PROBLEM A
From the listing below, pull out every line that contains the string "sink". Matching is case-sensitive.

[START OF DOCUMENT EXTRACT]

1.77 Taxes and Fees” has the meaning given in Section 5.5(a).
1.78 Territory or Territories means the United States of America (including the U.S. Virgin Islands and Puerto Rico).
1.79 T-Mobile Network” means the wireless network generally accessible to Customers and to DISH and its End Users (i.e., currently LTE), and including future updates, improvements or releases to such network technologies (“Updates”; for clarity, upon deployment, 5G and 6G are Updates; provided, however that Updates to the T-Mobile Network for purposes of IoT Service are only as described in the IoT Addendum), including the Facilities that are operated by T-Mobile or any of its wholly-owned subsidiaries, and any successor networks to the T-Mobile Network that are operated by T-Mobile to provide the Service as contemplated by Section 2 or, subject to the express terms of this Agreement, wireless communications services of the same or similar type as the Service.  The T-Mobile Network does not include the Legacy Network or any facilities operated by roaming carriers or by any entity that is not T-Mobile or a T-Mobile wholly-owned subsidiary.
1.80 T-Mobile Network Service means the Service that T-Mobile will provide under Annex 2.
1.81 T-Mobile Terms and Conditions” means the T-Mobile Terms and Conditions located at www.T-Mobile.com, as updated by T-Mobile from time to time.
1.82 Transaction” means any transaction or series of transactions (whether by way of acquisition, merger, consolidation, share exchange, business combination, recapitalization or reorganization, or other transaction or series of transactions).
1.83 Transition Services Agreement” has the meaning given in the Purchase Agreement.
1.84 Verizon” means Verizon Communications Inc. and its subsidiaries and controlled Affiliates.

[END OF DOCUMENT EXTRACT]
[START OF RECORDED INFORMATION]

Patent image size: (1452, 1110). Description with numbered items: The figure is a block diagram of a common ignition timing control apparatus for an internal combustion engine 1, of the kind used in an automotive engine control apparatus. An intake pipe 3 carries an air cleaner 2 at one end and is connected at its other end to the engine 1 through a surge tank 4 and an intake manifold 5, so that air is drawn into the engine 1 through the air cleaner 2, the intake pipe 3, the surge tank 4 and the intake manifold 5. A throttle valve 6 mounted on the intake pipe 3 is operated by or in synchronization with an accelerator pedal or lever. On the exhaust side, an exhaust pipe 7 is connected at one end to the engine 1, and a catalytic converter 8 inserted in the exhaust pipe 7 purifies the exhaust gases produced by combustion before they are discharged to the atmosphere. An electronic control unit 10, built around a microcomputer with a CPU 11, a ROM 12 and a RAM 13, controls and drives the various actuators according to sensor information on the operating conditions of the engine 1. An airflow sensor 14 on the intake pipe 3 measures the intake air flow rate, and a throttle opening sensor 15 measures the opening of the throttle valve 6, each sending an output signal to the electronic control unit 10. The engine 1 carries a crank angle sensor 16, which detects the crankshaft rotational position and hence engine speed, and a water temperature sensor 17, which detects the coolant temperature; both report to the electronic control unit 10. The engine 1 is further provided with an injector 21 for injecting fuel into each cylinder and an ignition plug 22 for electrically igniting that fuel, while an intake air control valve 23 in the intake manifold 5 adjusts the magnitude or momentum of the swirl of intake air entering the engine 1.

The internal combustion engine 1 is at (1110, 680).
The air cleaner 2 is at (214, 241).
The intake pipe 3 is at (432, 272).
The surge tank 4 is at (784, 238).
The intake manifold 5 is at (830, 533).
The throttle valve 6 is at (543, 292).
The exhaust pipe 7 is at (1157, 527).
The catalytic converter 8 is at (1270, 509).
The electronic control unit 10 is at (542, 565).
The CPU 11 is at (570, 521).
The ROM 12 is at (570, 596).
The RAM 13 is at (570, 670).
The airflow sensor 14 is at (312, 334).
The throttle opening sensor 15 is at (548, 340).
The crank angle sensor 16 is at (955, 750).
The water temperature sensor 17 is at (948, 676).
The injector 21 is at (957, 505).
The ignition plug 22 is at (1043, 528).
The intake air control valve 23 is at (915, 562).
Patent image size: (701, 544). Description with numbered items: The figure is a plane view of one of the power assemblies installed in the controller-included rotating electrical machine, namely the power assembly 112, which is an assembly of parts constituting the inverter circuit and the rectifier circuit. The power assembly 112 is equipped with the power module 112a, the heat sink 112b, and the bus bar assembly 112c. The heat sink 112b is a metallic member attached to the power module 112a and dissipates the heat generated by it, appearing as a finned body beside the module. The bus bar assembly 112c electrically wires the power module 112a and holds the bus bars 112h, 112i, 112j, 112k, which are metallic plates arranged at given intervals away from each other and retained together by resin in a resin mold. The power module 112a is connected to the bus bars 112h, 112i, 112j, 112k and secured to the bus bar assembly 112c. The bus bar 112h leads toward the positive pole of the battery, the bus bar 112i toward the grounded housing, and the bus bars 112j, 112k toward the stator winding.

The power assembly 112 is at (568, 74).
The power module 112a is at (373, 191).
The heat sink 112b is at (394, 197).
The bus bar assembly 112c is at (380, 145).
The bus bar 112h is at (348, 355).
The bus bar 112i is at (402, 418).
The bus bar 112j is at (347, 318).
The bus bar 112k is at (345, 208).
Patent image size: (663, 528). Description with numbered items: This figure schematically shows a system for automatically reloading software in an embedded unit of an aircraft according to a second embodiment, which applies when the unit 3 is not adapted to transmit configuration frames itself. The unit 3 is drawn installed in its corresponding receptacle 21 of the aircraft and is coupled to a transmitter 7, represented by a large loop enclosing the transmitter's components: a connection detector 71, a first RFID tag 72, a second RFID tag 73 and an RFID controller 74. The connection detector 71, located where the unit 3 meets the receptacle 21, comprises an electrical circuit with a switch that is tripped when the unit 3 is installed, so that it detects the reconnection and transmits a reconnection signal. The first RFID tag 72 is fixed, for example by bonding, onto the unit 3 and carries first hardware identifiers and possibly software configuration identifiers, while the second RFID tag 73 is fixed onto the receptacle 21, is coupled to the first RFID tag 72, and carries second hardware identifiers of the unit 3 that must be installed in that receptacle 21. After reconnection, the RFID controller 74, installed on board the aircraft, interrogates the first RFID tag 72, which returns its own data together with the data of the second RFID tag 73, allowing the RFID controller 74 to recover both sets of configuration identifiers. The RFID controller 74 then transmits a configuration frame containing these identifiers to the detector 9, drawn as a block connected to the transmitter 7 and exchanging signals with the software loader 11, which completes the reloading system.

[END OF RECORDED INFORMATION]

PROBLEM B
Based on the definitions excerpt above, state whether each statement agrees with it, answering yes or no and quoting the words that decide it: (i) The Territory includes Puerto Rico. (ii) The T-Mobile Network includes facilities operated by roaming carriers. (iii) Upon deployment, 5G counts as an Update.

RESPONSE A
Patent image size: (701, 544). Description with numbered items: The figure is a plane view of one of the power assemblies installed in the controller-included rotating electrical machine, namely the power assembly 112, which is an assembly of parts constituting the inverter circuit and the rectifier circuit. The power assembly 112 is equipped with the power module 112a, the heat sink 112b, and the bus bar assembly 112c. The heat sink 112b is a metallic member attached to the power module 112a and dissipates the heat generated by it, appearing as a finned body beside the module. The bus bar assembly 112c electrically wires the power module 112a and holds the bus bars 112h, 112i, 112j, 112k, which are metallic plates arranged at given intervals away from each other and retained together by resin in a resin mold. The power module 112a is connected to the bus bars 112h, 112i, 112j, 112k and secured to the bus bar assembly 112c. The bus bar 112h leads toward the positive pole of the battery, the bus bar 112i toward the grounded housing, and the bus bars 112j, 112k toward the stator winding.
The heat sink 112b is at (394, 197).

RESPONSE B
(i) Yes: "including the U.S. Virgin Islands and Puerto Rico"
(ii) No: "The T-Mobile Network does not include the Legacy Network or any facilities operated by roaming carriers"
(iii) Yes: "for clarity, upon deployment, 5G and 6G are Updates"